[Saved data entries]

============================================================

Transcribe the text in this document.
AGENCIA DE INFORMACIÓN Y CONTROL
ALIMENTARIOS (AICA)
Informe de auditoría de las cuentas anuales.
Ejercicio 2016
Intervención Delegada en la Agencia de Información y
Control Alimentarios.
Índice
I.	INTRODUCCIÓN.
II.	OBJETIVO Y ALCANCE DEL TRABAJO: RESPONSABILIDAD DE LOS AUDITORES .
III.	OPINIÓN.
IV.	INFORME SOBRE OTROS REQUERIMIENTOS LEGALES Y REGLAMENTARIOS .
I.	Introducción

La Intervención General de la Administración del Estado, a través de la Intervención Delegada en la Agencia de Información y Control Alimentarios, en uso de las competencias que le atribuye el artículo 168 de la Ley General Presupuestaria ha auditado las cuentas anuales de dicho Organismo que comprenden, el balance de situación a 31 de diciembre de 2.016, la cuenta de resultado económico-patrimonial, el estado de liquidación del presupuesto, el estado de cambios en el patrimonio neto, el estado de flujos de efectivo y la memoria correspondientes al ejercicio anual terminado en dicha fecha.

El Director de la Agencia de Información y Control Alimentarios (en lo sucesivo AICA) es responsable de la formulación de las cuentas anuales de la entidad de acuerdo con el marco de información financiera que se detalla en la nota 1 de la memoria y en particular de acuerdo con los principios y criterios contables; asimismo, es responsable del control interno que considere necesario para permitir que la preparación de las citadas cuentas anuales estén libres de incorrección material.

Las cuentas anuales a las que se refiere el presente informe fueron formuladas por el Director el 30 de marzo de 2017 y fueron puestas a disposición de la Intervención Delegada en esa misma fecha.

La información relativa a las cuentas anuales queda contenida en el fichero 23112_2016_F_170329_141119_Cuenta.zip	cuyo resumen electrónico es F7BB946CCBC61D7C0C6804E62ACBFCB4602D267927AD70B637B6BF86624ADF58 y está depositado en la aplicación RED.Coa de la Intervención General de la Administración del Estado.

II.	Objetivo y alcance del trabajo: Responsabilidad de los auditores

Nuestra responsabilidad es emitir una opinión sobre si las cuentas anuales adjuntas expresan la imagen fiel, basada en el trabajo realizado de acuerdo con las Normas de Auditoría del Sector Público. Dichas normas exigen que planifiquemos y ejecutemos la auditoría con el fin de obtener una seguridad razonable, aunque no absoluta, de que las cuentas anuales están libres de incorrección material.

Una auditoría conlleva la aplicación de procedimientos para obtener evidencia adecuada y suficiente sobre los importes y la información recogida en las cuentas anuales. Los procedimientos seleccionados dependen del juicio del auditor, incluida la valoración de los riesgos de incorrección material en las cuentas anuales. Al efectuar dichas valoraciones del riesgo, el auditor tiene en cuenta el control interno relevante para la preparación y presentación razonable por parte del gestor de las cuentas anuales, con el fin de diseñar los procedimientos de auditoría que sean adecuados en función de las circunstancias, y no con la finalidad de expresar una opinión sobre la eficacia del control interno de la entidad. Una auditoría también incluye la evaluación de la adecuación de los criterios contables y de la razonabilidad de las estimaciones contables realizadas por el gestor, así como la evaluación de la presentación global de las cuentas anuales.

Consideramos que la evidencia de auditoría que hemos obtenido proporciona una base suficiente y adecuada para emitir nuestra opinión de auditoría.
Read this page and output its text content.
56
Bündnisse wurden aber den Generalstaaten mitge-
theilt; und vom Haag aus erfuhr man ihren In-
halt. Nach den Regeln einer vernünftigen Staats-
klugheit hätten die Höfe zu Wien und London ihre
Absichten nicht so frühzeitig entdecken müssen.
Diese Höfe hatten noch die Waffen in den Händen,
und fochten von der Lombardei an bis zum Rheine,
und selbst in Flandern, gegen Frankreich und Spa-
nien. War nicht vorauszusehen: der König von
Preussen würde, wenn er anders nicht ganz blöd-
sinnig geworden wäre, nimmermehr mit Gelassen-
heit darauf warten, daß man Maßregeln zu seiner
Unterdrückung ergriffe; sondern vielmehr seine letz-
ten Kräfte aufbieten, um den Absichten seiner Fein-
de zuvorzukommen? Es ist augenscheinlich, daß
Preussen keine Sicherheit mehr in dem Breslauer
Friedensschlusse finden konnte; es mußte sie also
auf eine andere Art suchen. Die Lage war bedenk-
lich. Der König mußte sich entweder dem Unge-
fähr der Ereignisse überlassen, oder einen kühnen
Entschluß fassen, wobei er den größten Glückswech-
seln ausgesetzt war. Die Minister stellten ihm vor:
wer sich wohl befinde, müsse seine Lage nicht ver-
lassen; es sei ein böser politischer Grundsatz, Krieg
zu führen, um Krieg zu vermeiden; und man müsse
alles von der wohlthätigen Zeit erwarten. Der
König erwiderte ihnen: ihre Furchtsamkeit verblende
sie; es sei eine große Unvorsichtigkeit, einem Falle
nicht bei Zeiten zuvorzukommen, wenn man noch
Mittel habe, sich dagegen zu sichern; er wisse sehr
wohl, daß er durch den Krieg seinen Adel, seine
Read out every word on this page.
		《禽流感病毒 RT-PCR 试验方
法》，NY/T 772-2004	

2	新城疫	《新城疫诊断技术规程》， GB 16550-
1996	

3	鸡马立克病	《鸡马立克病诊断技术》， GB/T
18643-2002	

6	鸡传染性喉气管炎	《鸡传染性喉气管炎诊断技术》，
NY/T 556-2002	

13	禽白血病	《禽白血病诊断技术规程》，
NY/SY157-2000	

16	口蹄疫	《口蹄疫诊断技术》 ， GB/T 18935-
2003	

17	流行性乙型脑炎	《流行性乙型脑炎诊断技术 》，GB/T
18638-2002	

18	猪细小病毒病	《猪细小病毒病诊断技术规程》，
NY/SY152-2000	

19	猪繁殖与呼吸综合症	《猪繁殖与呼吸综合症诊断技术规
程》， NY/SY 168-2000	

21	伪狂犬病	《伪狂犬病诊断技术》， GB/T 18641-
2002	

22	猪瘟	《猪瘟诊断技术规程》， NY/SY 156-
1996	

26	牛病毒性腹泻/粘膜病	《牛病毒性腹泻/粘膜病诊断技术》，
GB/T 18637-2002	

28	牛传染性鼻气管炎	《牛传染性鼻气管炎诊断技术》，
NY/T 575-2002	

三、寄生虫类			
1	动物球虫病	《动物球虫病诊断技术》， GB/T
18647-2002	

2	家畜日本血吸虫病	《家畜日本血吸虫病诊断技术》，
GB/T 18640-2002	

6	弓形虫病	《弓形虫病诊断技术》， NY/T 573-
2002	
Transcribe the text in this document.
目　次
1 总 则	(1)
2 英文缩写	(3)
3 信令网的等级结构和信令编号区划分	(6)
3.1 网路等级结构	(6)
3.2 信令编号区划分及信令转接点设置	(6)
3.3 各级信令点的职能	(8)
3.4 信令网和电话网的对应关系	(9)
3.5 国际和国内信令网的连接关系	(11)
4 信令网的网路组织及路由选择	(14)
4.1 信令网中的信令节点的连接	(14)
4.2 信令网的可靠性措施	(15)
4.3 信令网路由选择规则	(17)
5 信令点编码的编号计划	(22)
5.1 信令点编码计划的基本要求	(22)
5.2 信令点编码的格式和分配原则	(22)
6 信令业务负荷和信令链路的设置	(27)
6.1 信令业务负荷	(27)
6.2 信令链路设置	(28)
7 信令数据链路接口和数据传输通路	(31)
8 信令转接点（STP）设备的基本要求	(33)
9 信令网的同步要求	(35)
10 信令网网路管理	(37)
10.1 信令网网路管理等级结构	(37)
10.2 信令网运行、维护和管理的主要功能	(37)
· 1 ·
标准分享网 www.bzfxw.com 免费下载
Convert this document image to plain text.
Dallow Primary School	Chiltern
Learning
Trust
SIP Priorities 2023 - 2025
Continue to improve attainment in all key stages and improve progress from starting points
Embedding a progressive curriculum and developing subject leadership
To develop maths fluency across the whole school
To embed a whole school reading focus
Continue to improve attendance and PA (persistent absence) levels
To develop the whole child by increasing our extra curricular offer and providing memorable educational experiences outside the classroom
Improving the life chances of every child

============================================================

Problem description>
Write out every line of the entries that holds the word "König".

Reply>
nien. War nicht vorauszusehen: der König von
lich. Der König mußte sich entweder dem Unge-
König erwiderte ihnen: ihre Furchtsamkeit verblende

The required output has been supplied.